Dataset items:
......

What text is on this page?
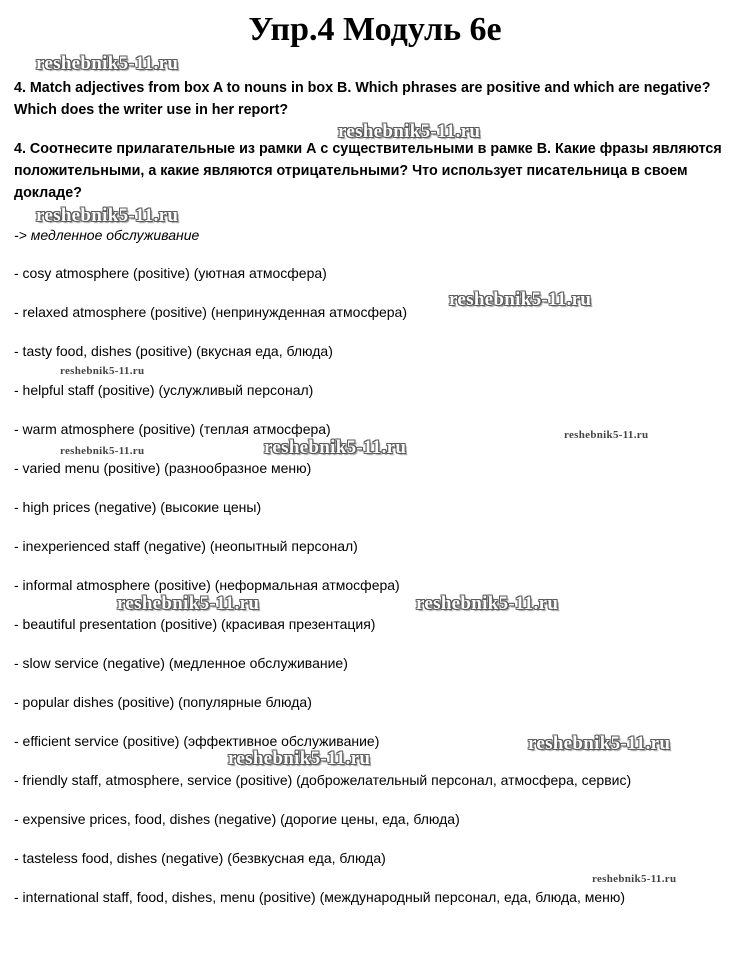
Упр.4 Модуль 6е

4. Match adjectives from box A to nouns in box B. Which phrases are positive and which are negative? Which does the writer use in her report?

4. Соотнесите прилагательные из рамки А с существительными в рамке В. Какие фразы являются положительными, а какие являются отрицательными? Что использует писательница в своем докладе?

-> медленное обслуживание

- cosy atmosphere (positive) (уютная атмосфера)
- relaxed atmosphere (positive) (непринужденная атмосфера)
- tasty food, dishes (positive) (вкусная еда, блюда)
- helpful staff (positive) (услужливый персонал)
- warm atmosphere (positive) (теплая атмосфера)
- varied menu (positive) (разнообразное меню)
- high prices (negative) (высокие цены)
- inexperienced staff (negative) (неопытный персонал)
- informal atmosphere (positive) (неформальная атмосфера)
- beautiful presentation (positive) (красивая презентация)
- slow service (negative) (медленное обслуживание)
- popular dishes (positive) (популярные блюда)
- efficient service (positive) (эффективное обслуживание)
- friendly staff, atmosphere, service (positive) (доброжелательный персонал, атмосфера, сервис)
- expensive prices, food, dishes (negative) (дорогие цены, еда, блюда)
- tasteless food, dishes (negative) (безвкусная еда, блюда)
- international staff, food, dishes, menu (positive) (международный персонал, еда, блюда, меню)
reshebnik5-11.ru
reshebnik5-11.ru
reshebnik5-11.ru
reshebnik5-11.ru
reshebnik5-11.ru
reshebnik5-11.ru
reshebnik5-11.ru
reshebnik5-11.ru
reshebnik5-11.ru	reshebnik5-11.ru
reshebnik5-11.ru
reshebnik5-11.ru
reshebnik5-11.ru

......

YOUR TASK: Scan the listing above. Gather each line that contains the word "цены".

EXERCISE OUTPUT:
- high prices (negative) (высокие цены)
- expensive prices, food, dishes (negative) (дорогие цены, еда, блюда)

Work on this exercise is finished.